▶ [THE PROBLEM]
Render the entries from the start through the line with "x-tick-label: 0.6 (111, 532, 143, 556)", inclusive, as a JSON list of strings with one string per line and blank lines omitted.

▶ [GIVEN DATA]
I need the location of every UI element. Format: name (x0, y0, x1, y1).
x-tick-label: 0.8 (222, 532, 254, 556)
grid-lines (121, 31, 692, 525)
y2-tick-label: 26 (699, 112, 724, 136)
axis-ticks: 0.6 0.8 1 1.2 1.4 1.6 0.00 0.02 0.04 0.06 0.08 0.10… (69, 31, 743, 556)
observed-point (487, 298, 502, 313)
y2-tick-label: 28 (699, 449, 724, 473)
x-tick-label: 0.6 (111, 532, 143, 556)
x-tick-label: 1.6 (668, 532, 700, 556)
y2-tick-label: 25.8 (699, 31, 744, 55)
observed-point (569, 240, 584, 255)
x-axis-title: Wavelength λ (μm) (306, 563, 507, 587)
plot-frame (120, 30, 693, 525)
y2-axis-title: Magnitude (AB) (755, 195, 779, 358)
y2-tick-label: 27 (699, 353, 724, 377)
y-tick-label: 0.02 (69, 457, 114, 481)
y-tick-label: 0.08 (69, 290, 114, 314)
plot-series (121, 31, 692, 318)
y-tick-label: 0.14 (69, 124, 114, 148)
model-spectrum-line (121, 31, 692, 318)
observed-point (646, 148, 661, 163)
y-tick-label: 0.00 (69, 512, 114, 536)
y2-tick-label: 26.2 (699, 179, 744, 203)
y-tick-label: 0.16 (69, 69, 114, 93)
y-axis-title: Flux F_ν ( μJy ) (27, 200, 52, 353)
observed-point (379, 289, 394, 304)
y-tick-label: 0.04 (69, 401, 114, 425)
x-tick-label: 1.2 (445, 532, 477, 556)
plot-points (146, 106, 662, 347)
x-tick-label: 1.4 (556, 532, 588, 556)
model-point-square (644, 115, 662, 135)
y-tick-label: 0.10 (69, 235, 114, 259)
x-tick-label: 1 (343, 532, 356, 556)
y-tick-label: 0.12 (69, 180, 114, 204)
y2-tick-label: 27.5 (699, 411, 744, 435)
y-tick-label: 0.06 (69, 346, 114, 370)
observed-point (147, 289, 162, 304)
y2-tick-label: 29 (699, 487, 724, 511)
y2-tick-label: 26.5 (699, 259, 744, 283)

▶ [RESPONSE]
[
  "I need the location of every UI element. Format: name (x0, y0, x1, y1).",
  "x-tick-label: 0.8 (222, 532, 254, 556)",
  "grid-lines (121, 31, 692, 525)",
  "y2-tick-label: 26 (699, 112, 724, 136)",
  "axis-ticks: 0.6 0.8 1 1.2 1.4 1.6 0.00 0.02 0.04 0.06 0.08 0.10… (69, 31, 743, 556)",
  "observed-point (487, 298, 502, 313)",
  "y2-tick-label: 28 (699, 449, 724, 473)",
  "x-tick-label: 0.6 (111, 532, 143, 556)"
]